TASK STATEMENT:
Go through the listing and copy every line word for word.

RECORDS FOR PROCESSING:
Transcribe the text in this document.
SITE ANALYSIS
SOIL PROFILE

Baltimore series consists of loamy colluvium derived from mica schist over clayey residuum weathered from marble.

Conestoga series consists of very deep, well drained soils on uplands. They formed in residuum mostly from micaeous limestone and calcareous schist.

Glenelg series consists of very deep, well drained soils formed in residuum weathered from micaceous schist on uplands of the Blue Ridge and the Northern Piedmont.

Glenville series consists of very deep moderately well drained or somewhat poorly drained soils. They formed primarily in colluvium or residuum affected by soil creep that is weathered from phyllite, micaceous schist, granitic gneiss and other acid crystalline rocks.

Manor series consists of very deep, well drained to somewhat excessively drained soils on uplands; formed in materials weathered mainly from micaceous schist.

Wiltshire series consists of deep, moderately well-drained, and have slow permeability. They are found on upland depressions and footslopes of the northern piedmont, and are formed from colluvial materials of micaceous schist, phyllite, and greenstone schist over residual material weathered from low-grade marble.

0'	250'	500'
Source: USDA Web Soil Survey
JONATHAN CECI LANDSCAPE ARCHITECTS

THE OUTPUT:
Transcribe the text in this document.
SITE ANALYSIS
SOIL PROFILE

Baltimore series consists of loamy colluvium derived from mica schist over clayey residuum weathered from marble.

Conestoga series consists of very deep, well drained soils on uplands. They formed in residuum mostly from micaeous limestone and calcareous schist.

Glenelg series consists of very deep, well drained soils formed in residuum weathered from micaceous schist on uplands of the Blue Ridge and the Northern Piedmont.

Glenville series consists of very deep moderately well drained or somewhat poorly drained soils. They formed primarily in colluvium or residuum affected by soil creep that is weathered from phyllite, micaceous schist, granitic gneiss and other acid crystalline rocks.

Manor series consists of very deep, well drained to somewhat excessively drained soils on uplands; formed in materials weathered mainly from micaceous schist.

Wiltshire series consists of deep, moderately well-drained, and have slow permeability. They are found on upland depressions and footslopes of the northern piedmont, and are formed from colluvial materials of micaceous schist, phyllite, and greenstone schist over residual material weathered from low-grade marble.

0'	250'	500'
Source: USDA Web Soil Survey
JONATHAN CECI LANDSCAPE ARCHITECTS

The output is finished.